THE REQUEST> Read through the records below and copy each line that uses the word "цялото".

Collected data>
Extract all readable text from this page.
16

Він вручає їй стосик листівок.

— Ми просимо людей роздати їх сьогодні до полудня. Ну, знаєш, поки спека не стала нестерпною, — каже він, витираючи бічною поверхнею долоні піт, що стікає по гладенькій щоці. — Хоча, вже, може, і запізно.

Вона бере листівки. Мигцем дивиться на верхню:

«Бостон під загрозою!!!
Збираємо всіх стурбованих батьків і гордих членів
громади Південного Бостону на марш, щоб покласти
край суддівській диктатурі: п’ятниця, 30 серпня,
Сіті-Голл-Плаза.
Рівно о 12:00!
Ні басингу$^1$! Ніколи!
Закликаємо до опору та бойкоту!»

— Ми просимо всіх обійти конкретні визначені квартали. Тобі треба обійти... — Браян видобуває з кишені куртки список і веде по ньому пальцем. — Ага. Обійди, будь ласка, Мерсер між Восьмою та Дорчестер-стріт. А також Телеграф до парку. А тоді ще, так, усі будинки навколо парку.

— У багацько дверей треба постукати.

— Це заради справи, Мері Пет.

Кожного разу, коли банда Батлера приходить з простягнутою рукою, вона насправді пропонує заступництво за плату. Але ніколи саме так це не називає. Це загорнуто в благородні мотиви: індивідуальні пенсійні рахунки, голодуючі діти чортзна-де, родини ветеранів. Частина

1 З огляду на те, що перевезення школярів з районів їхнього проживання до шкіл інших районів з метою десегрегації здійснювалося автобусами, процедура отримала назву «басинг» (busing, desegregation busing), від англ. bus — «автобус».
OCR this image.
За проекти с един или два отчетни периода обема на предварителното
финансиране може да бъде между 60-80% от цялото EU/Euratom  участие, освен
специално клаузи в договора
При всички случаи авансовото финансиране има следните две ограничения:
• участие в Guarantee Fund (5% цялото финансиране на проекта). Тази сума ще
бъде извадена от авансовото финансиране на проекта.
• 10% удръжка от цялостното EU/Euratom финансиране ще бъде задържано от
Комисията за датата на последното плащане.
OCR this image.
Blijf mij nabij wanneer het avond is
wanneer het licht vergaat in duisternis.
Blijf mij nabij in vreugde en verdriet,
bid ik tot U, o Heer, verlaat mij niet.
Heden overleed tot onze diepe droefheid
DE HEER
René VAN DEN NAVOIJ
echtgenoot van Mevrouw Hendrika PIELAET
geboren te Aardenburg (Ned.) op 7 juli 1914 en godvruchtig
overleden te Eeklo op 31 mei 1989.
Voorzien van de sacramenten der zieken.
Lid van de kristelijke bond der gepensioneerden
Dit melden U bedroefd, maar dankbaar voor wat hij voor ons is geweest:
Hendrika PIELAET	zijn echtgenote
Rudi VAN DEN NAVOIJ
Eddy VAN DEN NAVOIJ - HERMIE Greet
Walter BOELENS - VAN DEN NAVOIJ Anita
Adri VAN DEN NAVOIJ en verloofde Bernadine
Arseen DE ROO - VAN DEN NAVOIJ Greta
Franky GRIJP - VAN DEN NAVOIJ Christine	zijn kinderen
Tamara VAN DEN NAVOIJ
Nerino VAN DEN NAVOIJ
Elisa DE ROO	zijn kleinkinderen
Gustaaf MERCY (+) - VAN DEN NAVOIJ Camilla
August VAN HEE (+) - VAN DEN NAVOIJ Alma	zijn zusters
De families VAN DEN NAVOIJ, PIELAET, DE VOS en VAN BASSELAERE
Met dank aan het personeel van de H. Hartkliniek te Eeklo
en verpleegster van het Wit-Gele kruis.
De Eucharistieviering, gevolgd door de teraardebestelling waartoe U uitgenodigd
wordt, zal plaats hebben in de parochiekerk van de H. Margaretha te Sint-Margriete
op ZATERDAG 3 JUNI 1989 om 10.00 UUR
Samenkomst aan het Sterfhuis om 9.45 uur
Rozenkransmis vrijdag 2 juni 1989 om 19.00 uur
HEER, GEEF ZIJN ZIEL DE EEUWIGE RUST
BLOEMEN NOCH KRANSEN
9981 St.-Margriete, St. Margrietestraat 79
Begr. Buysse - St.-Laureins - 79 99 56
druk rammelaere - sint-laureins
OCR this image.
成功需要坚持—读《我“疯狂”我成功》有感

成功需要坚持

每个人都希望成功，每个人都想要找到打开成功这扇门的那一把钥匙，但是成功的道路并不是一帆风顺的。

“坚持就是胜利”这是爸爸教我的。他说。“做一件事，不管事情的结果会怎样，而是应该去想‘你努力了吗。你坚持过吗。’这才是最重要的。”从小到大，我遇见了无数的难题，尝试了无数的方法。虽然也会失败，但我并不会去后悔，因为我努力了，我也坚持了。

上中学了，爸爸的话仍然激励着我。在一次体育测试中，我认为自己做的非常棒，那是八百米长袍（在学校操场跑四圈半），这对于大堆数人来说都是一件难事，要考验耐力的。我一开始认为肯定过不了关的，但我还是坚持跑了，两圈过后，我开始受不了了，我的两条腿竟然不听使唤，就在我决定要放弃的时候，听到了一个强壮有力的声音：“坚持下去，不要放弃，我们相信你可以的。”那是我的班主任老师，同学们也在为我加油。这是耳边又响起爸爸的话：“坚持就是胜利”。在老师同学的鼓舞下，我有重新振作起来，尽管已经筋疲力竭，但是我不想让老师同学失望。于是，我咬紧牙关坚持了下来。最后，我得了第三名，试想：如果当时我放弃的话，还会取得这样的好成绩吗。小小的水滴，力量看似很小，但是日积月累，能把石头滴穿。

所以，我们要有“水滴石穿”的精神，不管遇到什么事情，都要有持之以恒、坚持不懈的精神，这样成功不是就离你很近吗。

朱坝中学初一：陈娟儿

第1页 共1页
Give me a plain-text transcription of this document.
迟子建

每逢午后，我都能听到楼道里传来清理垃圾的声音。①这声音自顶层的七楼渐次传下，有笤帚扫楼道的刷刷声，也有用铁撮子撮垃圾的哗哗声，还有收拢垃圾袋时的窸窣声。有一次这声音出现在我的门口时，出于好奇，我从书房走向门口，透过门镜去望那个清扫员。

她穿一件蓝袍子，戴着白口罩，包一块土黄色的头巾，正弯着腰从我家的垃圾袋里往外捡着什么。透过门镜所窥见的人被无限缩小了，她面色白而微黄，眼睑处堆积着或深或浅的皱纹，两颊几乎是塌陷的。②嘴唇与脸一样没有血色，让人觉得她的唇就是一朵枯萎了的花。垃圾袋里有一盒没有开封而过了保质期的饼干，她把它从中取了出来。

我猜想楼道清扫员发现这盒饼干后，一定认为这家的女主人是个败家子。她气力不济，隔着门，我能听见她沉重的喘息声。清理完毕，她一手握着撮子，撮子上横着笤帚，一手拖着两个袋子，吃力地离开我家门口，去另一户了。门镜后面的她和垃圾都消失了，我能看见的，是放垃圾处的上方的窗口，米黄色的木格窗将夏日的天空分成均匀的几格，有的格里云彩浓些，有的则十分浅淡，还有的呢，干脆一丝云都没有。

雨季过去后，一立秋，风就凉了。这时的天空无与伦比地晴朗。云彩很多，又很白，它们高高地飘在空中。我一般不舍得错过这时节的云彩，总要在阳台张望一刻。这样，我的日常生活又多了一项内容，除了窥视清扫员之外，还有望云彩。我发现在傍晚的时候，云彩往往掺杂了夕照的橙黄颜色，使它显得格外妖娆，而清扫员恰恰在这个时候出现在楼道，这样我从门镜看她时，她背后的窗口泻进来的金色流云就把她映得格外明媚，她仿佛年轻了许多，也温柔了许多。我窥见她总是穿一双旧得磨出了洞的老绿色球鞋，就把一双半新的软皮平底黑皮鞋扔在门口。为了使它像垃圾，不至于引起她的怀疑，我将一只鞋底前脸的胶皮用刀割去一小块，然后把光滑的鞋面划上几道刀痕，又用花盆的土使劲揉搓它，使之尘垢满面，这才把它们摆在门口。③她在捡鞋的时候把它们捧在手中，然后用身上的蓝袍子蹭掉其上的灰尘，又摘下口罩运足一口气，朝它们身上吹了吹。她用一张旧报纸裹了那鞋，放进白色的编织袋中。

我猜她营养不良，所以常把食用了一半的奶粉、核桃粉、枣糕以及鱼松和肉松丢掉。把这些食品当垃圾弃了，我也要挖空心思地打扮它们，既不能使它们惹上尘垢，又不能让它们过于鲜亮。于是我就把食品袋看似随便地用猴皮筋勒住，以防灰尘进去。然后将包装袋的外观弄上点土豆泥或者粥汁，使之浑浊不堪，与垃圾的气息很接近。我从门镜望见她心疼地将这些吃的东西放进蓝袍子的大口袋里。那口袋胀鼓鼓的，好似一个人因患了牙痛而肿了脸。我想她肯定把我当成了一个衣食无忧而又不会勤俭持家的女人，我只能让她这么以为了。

FINAL ANSWER>
финансиране може да бъде между 60-80% от цялото EU/Euratom  участие, освен
• участие в Guarantee Fund (5% цялото финансиране на проекта). Тази сума ще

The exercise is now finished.